**What this task involves**
Below is a block of records; return all of them exactly, but without the images.
--- BEGIN Data for this task ---
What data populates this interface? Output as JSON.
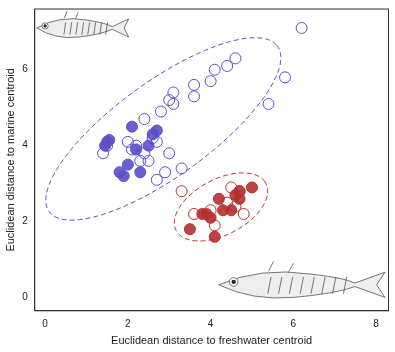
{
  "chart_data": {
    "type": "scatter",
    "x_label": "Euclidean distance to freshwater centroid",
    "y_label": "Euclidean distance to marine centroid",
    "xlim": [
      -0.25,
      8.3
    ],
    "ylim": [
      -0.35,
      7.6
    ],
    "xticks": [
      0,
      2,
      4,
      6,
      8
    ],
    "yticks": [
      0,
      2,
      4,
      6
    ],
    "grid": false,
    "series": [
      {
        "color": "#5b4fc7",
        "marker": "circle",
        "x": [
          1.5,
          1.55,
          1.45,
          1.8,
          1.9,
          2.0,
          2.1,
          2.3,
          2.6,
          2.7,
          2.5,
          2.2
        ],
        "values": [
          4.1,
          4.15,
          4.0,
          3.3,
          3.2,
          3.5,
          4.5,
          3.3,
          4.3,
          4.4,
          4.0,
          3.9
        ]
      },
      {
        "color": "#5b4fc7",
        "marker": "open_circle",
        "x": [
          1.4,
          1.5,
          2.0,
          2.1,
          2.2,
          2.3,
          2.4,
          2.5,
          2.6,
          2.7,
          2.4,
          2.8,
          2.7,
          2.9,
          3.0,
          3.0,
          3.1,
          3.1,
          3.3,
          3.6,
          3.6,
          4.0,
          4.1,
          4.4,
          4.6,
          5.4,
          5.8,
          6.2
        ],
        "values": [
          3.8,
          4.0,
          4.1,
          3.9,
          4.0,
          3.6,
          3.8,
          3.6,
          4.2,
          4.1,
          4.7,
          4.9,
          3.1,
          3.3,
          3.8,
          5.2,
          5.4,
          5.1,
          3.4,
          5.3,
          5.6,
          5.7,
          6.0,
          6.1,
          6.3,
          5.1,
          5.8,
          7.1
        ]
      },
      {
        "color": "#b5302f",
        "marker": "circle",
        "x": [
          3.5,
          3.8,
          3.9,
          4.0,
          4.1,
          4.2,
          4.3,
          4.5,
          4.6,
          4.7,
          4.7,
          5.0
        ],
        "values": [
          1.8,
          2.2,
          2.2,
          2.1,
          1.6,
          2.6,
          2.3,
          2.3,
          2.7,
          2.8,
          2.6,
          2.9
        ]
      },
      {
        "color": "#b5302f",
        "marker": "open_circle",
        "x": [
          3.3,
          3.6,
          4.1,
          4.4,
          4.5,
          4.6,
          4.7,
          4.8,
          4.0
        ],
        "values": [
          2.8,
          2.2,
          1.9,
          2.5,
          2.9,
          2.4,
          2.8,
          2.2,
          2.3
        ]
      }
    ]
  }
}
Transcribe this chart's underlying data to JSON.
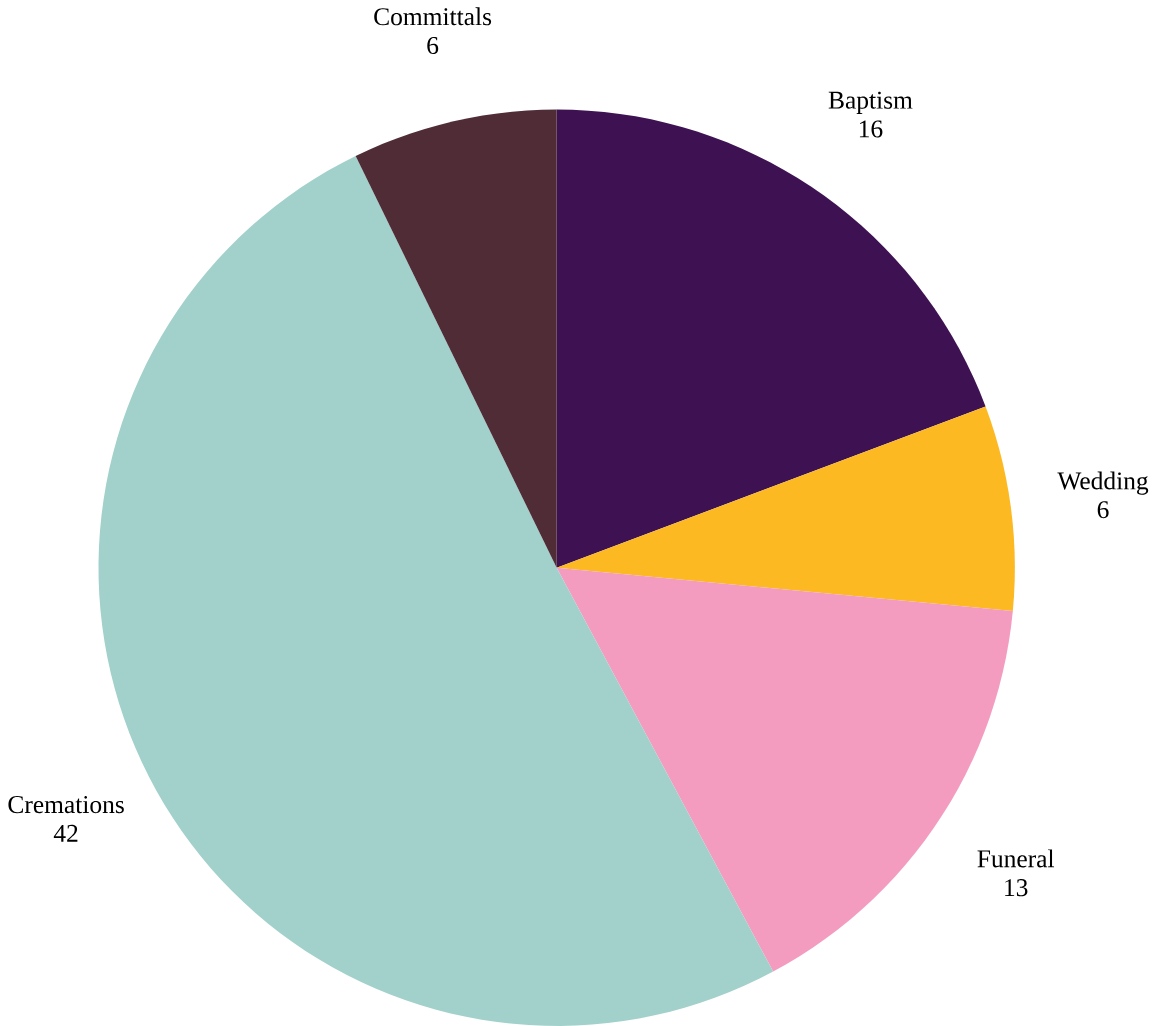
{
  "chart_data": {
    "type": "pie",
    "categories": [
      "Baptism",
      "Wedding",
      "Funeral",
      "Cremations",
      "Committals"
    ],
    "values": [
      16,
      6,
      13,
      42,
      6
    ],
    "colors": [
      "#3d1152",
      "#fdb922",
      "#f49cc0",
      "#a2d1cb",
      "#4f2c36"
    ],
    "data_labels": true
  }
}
--- END Data for this task ---
**Full solution**
What data populates this interface? Output as JSON.
{
  "chart_data": {
    "type": "scatter",
    "x_label": "Euclidean distance to freshwater centroid",
    "y_label": "Euclidean distance to marine centroid",
    "xlim": [
      -0.25,
      8.3
    ],
    "ylim": [
      -0.35,
      7.6
    ],
    "xticks": [
      0,
      2,
      4,
      6,
      8
    ],
    "yticks": [
      0,
      2,
      4,
      6
    ],
    "grid": false,
    "series": [
      {
        "color": "#5b4fc7",
        "marker": "circle",
        "x": [
          1.5,
          1.55,
          1.45,
          1.8,
          1.9,
          2.0,
          2.1,
          2.3,
          2.6,
          2.7,
          2.5,
          2.2
        ],
        "values": [
          4.1,
          4.15,
          4.0,
          3.3,
          3.2,
          3.5,
          4.5,
          3.3,
          4.3,
          4.4,
          4.0,
          3.9
        ]
      },
      {
        "color": "#5b4fc7",
        "marker": "open_circle",
        "x": [
          1.4,
          1.5,
          2.0,
          2.1,
          2.2,
          2.3,
          2.4,
          2.5,
          2.6,
          2.7,
          2.4,
          2.8,
          2.7,
          2.9,
          3.0,
          3.0,
          3.1,
          3.1,
          3.3,
          3.6,
          3.6,
          4.0,
          4.1,
          4.4,
          4.6,
          5.4,
          5.8,
          6.2
        ],
        "values": [
          3.8,
          4.0,
          4.1,
          3.9,
          4.0,
          3.6,
          3.8,
          3.6,
          4.2,
          4.1,
          4.7,
          4.9,
          3.1,
          3.3,
          3.8,
          5.2,
          5.4,
          5.1,
          3.4,
          5.3,
          5.6,
          5.7,
          6.0,
          6.1,
          6.3,
          5.1,
          5.8,
          7.1
        ]
      },
      {
        "color": "#b5302f",
        "marker": "circle",
        "x": [
          3.5,
          3.8,
          3.9,
          4.0,
          4.1,
          4.2,
          4.3,
          4.5,
          4.6,
          4.7,
          4.7,
          5.0
        ],
        "values": [
          1.8,
          2.2,
          2.2,
          2.1,
          1.6,
          2.6,
          2.3,
          2.3,
          2.7,
          2.8,
          2.6,
          2.9
        ]
      },
      {
        "color": "#b5302f",
        "marker": "open_circle",
        "x": [
          3.3,
          3.6,
          4.1,
          4.4,
          4.5,
          4.6,
          4.7,
          4.8,
          4.0
        ],
        "values": [
          2.8,
          2.2,
          1.9,
          2.5,
          2.9,
          2.4,
          2.8,
          2.2,
          2.3
        ]
      }
    ]
  }
}
Transcribe this chart's underlying data to JSON.
{
  "chart_data": {
    "type": "pie",
    "categories": [
      "Baptism",
      "Wedding",
      "Funeral",
      "Cremations",
      "Committals"
    ],
    "values": [
      16,
      6,
      13,
      42,
      6
    ],
    "colors": [
      "#3d1152",
      "#fdb922",
      "#f49cc0",
      "#a2d1cb",
      "#4f2c36"
    ],
    "data_labels": true
  }
}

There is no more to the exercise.